>>
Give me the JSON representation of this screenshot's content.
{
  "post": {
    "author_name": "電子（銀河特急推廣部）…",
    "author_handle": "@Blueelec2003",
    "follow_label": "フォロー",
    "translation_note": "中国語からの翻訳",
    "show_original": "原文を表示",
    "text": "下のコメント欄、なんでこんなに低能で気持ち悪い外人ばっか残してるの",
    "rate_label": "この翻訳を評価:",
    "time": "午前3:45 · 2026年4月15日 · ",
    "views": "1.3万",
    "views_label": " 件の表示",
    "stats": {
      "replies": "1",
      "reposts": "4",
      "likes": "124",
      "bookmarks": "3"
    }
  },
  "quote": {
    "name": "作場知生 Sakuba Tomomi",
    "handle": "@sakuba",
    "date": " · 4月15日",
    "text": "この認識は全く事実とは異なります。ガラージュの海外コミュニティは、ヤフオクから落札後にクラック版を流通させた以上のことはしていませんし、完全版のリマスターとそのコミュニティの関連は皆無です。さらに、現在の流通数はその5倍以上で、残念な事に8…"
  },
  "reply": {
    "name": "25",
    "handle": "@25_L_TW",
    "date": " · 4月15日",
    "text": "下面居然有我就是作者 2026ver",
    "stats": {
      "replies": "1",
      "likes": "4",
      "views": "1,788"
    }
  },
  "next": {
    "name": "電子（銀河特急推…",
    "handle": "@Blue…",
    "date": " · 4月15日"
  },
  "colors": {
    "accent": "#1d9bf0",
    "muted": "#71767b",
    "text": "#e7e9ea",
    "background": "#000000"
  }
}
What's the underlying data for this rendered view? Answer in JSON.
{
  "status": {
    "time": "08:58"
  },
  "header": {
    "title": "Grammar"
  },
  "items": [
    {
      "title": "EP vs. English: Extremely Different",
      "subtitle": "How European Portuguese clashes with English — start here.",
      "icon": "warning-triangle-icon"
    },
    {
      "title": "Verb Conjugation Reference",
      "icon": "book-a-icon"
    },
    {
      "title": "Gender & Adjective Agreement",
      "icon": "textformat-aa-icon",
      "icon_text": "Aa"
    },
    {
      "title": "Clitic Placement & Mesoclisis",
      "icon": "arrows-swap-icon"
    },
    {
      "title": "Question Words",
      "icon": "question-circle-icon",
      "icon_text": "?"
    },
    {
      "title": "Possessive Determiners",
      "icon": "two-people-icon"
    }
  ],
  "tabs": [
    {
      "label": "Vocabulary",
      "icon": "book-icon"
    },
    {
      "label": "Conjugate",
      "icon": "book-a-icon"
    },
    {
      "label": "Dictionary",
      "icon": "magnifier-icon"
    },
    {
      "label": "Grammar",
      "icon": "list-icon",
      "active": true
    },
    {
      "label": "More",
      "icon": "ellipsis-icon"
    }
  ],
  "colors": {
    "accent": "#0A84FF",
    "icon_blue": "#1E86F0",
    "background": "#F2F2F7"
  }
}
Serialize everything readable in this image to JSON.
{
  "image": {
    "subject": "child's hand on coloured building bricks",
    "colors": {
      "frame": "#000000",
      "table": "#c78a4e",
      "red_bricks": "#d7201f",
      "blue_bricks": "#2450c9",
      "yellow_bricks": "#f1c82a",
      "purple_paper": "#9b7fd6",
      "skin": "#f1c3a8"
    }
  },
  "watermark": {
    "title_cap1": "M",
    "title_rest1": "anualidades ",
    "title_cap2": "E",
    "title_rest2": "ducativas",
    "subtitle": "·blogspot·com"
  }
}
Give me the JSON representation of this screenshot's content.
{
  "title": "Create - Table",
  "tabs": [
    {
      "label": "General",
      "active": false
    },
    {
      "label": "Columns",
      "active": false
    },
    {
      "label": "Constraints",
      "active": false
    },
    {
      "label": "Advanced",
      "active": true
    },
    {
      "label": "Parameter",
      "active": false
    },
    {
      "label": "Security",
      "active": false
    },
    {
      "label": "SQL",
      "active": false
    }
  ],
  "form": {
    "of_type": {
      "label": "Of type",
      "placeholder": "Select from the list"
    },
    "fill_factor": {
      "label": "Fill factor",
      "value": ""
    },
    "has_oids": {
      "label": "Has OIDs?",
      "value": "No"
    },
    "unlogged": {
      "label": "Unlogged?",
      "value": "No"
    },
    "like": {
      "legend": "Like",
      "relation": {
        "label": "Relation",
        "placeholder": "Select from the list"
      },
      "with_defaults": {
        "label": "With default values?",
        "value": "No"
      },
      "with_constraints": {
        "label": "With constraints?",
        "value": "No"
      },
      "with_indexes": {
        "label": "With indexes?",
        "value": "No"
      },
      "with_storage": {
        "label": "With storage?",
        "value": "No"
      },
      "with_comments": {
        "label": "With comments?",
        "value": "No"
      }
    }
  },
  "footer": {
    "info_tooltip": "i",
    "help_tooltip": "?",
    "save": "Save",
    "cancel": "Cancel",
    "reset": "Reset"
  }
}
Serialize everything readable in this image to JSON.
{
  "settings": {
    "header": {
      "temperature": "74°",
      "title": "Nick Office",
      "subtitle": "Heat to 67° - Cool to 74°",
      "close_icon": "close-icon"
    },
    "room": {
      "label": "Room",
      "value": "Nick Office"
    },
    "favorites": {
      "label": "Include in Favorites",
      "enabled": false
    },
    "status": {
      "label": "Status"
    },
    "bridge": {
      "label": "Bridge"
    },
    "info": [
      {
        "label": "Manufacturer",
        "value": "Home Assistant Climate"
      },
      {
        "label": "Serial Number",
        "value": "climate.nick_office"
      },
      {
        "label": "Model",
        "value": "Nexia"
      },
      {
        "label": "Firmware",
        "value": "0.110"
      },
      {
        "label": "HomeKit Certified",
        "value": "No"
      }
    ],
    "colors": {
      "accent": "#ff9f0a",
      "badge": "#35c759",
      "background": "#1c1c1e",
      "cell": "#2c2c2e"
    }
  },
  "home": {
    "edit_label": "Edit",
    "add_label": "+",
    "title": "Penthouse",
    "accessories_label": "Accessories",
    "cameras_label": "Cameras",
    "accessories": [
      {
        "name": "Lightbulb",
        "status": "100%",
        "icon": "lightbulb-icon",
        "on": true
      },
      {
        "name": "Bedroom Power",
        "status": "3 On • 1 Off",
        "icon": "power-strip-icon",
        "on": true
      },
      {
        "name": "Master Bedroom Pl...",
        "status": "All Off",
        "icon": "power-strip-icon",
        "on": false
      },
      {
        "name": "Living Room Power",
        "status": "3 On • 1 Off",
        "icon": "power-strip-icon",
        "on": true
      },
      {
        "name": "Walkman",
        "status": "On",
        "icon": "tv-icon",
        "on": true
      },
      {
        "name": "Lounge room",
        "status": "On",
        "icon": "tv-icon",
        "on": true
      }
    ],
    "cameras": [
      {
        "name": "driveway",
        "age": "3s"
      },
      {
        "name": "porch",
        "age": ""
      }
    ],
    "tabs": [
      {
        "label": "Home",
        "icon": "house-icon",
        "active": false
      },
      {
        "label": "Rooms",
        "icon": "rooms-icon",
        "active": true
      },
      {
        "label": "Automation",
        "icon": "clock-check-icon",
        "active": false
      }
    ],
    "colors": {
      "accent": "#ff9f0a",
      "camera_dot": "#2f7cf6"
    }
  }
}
<<
* **EXERCISE INSTRUCTIONS**: Pull every line containing the word "Bedroom" out of the material and copy it.

* **COMPLETE OUTPUT**:
        "name": "Bedroom Power",
        "name": "Master Bedroom Pl...",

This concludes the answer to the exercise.